**Work instructions:** Go through the listing and copy each line with the string "ratio".

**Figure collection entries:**

++++++++++++++++++++

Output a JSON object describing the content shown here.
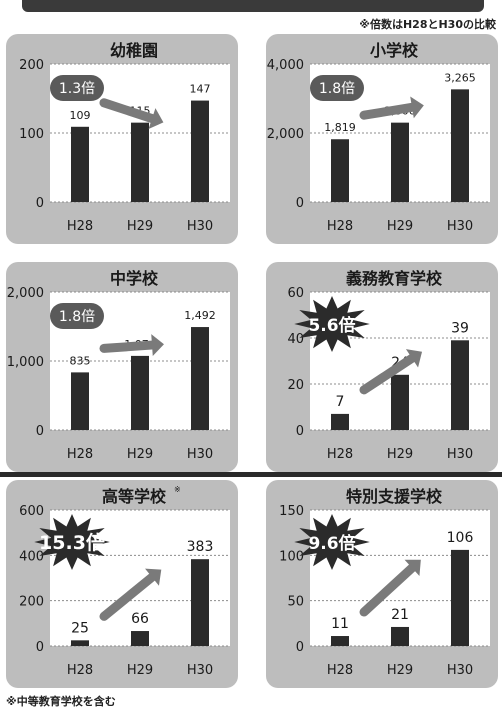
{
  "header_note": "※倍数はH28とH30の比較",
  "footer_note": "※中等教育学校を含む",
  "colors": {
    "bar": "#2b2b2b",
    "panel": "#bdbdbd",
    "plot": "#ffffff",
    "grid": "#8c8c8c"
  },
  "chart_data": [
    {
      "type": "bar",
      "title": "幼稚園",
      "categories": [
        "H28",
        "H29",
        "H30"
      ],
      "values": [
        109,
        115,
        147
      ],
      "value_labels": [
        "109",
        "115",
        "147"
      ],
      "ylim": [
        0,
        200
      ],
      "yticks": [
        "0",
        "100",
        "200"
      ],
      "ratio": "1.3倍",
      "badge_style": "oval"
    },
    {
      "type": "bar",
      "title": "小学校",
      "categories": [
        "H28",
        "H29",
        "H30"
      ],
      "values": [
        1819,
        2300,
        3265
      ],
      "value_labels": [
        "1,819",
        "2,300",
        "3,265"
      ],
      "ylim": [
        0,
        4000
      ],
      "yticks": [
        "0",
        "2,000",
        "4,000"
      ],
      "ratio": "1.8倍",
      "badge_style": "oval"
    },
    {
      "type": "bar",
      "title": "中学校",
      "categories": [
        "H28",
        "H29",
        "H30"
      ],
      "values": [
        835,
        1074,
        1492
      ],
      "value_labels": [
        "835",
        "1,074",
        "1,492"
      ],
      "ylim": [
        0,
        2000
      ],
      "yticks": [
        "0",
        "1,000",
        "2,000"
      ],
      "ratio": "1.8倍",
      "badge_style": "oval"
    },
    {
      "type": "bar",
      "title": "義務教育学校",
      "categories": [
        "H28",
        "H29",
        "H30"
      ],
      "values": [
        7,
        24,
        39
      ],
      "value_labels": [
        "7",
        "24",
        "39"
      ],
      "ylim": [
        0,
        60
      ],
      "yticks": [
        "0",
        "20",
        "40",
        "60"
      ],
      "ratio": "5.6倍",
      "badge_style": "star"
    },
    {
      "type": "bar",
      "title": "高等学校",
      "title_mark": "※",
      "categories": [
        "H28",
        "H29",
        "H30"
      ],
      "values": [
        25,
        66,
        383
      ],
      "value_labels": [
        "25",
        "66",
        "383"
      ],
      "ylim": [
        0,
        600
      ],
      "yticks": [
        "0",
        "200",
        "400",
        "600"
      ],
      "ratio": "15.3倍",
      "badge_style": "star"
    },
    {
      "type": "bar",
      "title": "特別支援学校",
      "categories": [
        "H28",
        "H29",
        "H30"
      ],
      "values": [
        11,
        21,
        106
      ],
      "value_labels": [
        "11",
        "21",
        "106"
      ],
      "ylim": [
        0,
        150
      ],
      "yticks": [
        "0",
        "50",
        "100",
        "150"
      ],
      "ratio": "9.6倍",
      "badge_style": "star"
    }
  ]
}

++++++++++++++++++++

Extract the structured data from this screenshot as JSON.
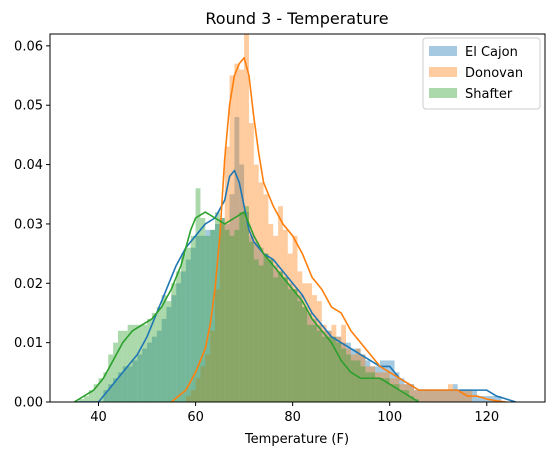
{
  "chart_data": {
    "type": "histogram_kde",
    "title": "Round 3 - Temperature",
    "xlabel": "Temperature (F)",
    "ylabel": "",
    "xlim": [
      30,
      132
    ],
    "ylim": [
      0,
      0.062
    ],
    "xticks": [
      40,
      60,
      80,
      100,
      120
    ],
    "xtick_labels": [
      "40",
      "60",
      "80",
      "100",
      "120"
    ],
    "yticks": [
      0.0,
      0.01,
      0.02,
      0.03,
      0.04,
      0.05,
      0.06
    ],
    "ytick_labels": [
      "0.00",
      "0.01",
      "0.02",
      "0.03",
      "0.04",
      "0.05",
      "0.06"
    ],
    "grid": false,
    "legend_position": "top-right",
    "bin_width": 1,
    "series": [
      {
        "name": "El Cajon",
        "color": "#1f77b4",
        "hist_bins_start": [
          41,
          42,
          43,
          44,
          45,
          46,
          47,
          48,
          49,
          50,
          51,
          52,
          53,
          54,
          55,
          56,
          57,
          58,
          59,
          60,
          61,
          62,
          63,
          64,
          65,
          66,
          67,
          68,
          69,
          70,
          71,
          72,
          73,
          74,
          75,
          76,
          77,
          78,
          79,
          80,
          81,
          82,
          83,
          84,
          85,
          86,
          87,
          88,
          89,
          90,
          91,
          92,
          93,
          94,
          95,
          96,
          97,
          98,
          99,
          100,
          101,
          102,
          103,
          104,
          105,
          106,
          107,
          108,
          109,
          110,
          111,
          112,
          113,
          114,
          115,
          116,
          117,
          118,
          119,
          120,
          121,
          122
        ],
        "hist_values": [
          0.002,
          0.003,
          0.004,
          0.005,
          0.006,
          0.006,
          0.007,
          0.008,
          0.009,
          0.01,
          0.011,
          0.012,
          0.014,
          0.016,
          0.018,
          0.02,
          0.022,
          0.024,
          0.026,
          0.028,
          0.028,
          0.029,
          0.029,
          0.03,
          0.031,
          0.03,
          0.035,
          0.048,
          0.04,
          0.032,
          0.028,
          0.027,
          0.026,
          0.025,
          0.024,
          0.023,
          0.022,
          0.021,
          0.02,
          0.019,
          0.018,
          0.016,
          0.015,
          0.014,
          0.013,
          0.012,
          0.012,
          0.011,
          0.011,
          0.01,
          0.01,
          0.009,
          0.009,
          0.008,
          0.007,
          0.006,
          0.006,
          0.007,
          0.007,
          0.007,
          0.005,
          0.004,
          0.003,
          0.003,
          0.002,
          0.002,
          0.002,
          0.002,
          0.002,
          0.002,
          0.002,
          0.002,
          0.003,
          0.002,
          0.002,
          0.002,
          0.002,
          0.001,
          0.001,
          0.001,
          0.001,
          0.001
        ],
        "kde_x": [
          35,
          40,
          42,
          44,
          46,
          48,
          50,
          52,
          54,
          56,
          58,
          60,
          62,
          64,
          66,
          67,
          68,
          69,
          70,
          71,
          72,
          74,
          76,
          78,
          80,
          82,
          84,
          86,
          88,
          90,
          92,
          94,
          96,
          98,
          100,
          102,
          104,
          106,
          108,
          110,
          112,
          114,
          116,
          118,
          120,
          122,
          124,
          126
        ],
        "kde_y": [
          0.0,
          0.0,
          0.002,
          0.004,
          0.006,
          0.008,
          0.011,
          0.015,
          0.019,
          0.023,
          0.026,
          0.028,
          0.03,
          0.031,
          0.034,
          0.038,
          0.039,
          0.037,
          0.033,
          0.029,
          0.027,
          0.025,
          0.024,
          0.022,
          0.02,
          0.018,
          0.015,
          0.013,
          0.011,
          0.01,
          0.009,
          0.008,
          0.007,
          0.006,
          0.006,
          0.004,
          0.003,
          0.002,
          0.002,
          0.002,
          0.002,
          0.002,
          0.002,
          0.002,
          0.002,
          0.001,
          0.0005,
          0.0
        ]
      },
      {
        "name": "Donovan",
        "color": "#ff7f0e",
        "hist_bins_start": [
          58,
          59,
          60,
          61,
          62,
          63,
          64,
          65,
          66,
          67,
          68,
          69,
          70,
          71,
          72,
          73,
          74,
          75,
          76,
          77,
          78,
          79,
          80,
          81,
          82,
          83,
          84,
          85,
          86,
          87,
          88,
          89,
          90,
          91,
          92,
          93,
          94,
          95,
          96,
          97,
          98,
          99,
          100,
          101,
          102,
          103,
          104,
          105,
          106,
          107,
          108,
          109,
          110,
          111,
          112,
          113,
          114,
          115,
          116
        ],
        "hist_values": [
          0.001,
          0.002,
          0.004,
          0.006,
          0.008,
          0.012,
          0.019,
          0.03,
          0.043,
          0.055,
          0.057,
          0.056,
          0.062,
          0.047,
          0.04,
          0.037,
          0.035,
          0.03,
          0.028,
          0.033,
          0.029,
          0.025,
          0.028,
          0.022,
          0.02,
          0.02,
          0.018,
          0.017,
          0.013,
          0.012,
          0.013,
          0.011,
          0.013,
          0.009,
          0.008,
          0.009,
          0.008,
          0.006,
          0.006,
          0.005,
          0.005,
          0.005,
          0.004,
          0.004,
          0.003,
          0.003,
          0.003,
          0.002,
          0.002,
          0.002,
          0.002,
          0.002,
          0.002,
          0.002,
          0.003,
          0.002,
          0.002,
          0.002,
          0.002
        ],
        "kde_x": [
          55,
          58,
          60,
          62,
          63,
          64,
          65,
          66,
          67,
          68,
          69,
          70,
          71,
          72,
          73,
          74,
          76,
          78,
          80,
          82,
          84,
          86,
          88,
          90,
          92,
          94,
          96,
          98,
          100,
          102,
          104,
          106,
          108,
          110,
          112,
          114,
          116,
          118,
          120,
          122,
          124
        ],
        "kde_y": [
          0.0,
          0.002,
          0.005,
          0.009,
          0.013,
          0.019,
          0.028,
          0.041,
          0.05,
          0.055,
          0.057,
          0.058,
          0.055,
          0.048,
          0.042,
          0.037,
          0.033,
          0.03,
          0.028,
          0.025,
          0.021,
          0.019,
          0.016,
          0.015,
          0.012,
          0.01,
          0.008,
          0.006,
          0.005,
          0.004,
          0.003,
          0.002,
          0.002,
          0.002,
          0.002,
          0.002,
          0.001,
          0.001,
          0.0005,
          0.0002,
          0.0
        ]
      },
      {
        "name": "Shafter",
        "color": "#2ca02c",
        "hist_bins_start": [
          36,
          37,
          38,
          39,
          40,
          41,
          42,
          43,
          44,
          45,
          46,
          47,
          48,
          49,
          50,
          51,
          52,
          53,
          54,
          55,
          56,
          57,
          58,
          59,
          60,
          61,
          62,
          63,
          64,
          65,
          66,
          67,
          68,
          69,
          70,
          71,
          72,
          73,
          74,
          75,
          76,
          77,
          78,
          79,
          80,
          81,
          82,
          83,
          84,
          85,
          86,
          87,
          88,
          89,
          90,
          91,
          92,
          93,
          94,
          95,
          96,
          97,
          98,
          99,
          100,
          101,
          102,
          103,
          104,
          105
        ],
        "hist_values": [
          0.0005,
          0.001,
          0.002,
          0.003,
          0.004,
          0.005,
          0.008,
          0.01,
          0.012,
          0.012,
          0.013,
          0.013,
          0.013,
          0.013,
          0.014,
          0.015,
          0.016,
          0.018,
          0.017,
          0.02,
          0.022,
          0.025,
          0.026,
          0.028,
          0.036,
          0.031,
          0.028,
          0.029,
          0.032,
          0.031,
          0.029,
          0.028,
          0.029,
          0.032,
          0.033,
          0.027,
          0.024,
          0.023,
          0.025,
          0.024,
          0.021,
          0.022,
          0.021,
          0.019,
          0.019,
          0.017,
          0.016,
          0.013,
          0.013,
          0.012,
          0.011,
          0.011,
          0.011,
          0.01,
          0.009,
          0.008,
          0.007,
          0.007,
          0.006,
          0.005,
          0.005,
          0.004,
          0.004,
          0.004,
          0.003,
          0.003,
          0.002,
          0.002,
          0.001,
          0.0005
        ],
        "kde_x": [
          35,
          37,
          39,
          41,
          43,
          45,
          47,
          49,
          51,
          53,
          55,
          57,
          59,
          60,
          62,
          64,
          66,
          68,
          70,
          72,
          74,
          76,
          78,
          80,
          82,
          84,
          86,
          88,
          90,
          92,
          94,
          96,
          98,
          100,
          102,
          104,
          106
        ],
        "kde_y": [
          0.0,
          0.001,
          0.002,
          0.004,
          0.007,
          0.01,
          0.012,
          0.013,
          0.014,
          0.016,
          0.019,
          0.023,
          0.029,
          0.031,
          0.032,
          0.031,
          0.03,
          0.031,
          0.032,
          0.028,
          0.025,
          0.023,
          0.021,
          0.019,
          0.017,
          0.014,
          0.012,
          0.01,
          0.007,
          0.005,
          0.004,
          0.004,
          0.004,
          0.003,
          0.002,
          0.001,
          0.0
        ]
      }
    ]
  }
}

++++++++++++++++++++

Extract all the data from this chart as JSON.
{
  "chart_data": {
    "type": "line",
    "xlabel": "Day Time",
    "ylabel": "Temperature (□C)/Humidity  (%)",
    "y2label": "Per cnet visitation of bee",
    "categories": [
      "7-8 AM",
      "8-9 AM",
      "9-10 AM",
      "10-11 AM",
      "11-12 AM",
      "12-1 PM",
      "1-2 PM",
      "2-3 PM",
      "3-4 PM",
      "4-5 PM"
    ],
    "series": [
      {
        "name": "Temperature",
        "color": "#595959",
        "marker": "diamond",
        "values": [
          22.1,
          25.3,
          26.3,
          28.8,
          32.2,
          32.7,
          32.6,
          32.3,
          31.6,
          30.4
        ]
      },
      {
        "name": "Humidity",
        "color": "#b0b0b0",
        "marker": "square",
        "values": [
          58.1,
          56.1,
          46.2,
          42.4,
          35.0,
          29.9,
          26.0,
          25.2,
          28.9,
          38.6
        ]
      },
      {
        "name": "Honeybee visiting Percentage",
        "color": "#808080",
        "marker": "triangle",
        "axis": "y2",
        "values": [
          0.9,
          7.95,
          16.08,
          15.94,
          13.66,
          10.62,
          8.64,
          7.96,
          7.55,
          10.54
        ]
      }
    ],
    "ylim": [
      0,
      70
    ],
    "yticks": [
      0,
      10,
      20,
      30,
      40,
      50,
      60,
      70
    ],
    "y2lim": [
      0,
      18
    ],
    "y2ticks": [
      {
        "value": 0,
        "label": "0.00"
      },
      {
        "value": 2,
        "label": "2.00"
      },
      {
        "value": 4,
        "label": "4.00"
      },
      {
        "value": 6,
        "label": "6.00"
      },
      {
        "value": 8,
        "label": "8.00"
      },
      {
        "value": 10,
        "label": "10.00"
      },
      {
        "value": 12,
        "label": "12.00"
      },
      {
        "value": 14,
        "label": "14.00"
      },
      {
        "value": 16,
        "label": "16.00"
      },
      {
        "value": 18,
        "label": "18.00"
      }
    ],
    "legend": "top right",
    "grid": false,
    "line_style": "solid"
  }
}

++++++++++++++++++++

**Result of the exercise:**
      "ratio": "1.3倍",
      "ratio": "1.8倍",
      "ratio": "1.8倍",
      "ratio": "5.6倍",
      "ratio": "15.3倍",
      "ratio": "9.6倍",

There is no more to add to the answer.